[Excerpts from a figure dataset]
· · · · ·

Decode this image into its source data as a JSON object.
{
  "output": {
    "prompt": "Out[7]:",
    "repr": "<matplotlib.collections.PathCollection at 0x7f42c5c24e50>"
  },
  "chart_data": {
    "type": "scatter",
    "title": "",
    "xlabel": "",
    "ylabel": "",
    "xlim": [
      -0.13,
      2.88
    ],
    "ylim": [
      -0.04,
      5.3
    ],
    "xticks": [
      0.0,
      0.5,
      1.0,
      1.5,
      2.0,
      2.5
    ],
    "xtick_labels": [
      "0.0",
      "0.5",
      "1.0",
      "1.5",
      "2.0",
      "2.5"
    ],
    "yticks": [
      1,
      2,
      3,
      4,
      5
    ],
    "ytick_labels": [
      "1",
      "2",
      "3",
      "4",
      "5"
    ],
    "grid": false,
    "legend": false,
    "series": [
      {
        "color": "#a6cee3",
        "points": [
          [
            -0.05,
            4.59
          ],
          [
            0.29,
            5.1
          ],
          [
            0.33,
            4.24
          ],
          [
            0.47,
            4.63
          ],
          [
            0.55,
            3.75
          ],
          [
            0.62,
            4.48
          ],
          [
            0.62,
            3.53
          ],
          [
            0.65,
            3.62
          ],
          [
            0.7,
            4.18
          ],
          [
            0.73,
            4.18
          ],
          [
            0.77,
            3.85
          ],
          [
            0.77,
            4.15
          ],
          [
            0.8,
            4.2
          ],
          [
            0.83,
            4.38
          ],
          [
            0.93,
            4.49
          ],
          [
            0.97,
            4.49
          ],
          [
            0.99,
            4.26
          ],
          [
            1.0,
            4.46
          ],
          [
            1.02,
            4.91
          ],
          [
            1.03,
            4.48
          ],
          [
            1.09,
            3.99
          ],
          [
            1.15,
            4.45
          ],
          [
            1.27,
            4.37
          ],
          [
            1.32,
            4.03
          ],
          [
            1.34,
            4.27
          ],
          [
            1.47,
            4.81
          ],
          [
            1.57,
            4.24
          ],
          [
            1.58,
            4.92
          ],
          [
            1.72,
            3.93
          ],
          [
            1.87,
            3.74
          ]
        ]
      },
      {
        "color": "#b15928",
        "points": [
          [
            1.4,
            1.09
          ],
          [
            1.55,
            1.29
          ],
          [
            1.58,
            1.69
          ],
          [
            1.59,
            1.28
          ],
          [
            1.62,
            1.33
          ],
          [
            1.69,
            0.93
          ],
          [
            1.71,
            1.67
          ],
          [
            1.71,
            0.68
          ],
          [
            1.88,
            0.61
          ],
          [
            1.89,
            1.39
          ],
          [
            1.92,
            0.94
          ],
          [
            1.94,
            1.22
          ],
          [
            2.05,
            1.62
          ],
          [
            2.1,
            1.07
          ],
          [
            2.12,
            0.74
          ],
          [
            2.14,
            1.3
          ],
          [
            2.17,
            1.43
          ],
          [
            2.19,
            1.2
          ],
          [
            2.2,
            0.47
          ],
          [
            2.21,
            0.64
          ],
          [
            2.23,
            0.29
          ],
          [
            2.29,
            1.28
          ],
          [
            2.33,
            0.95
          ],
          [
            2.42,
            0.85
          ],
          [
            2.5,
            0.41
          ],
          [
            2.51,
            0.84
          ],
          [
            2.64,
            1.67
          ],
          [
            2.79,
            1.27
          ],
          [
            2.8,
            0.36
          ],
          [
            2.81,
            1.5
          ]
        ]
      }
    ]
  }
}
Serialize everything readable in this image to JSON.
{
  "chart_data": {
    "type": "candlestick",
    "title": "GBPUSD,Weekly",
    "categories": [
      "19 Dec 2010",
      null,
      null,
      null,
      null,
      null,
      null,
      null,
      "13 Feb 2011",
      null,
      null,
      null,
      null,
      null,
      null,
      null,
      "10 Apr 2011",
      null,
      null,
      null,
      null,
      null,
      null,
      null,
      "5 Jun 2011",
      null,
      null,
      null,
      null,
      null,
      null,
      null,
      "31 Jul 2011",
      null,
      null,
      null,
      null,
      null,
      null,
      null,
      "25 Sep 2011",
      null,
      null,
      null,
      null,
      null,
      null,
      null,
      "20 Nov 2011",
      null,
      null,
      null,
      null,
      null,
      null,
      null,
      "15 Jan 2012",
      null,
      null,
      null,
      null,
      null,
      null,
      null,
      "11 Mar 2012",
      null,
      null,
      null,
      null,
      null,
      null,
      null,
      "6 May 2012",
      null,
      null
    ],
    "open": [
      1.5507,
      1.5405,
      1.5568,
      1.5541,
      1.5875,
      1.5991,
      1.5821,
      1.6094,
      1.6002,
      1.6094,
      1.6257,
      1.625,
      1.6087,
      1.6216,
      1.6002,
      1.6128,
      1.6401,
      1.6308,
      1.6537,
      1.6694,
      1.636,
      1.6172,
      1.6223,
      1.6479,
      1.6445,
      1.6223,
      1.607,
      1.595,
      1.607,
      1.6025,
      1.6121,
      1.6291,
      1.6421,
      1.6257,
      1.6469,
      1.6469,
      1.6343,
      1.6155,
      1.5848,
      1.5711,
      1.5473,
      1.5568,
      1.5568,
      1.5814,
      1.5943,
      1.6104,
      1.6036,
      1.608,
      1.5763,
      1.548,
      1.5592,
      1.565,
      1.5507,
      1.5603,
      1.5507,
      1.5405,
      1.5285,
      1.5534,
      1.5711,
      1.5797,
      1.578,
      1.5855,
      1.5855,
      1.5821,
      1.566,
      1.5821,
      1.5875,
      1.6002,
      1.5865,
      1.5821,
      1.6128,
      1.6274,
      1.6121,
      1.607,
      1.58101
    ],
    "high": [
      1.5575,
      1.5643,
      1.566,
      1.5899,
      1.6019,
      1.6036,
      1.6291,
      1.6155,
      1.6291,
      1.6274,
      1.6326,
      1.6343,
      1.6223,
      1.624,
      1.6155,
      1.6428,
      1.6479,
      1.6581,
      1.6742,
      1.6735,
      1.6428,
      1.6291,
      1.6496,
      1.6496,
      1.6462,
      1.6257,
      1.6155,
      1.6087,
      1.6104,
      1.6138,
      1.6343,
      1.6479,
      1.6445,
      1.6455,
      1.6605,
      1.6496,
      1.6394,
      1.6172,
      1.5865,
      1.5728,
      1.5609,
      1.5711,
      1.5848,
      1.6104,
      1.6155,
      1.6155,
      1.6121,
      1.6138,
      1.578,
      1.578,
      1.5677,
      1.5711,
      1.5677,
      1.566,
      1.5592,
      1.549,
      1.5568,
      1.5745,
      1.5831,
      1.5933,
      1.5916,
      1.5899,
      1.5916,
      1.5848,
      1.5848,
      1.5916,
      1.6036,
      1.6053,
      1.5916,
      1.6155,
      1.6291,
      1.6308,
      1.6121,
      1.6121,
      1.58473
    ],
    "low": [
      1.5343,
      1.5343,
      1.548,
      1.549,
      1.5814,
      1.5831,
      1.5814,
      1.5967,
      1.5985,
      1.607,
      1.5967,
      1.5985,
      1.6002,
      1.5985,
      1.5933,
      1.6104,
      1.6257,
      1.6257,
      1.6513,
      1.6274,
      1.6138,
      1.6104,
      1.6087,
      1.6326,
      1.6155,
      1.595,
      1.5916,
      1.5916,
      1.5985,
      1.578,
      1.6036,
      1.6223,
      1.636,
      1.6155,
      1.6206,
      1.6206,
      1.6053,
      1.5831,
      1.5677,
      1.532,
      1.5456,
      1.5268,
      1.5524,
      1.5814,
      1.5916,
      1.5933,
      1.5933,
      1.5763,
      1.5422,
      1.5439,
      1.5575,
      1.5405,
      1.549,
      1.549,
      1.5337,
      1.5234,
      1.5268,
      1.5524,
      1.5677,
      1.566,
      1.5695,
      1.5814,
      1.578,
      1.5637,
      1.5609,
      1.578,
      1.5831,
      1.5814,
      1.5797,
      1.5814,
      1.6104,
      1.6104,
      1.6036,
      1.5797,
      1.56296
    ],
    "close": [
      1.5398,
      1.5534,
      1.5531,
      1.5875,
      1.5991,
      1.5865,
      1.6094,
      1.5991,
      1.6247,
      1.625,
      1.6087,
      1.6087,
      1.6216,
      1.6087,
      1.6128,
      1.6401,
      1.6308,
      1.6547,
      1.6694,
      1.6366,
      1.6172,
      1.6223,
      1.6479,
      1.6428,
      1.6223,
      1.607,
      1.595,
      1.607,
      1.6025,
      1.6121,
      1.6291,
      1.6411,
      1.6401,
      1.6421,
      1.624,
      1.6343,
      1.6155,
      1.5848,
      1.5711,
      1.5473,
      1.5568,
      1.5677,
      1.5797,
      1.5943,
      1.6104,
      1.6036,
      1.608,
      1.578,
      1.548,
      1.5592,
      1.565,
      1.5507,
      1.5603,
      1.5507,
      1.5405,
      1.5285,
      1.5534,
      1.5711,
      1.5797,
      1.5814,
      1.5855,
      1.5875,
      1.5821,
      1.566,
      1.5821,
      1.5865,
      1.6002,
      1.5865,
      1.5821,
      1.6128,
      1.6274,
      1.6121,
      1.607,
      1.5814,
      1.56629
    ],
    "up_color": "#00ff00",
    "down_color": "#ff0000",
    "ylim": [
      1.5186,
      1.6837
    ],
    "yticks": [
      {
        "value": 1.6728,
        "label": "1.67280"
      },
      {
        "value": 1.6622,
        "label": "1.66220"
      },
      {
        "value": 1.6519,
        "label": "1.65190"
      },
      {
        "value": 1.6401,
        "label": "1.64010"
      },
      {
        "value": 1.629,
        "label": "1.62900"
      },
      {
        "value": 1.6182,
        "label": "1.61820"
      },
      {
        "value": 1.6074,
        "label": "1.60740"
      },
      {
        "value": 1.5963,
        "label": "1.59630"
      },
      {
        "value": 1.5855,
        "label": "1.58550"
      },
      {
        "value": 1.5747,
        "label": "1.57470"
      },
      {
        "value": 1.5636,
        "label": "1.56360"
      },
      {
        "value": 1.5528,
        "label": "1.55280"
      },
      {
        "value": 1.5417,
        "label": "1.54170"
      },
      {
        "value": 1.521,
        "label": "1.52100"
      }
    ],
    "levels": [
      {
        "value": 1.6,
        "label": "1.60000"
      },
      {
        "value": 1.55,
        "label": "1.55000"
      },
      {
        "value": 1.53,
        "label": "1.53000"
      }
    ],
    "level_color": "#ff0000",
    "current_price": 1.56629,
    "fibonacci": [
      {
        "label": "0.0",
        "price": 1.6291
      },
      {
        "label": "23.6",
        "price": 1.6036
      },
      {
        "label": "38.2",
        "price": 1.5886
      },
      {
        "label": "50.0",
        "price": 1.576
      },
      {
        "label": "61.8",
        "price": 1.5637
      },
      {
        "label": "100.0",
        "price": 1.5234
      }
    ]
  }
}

· · · · ·

■ Problem description
Extract every line from the records above that contains the word "image".

■ Exercise answer
Decode this image into its source data as a JSON object.
Serialize everything readable in this image to JSON.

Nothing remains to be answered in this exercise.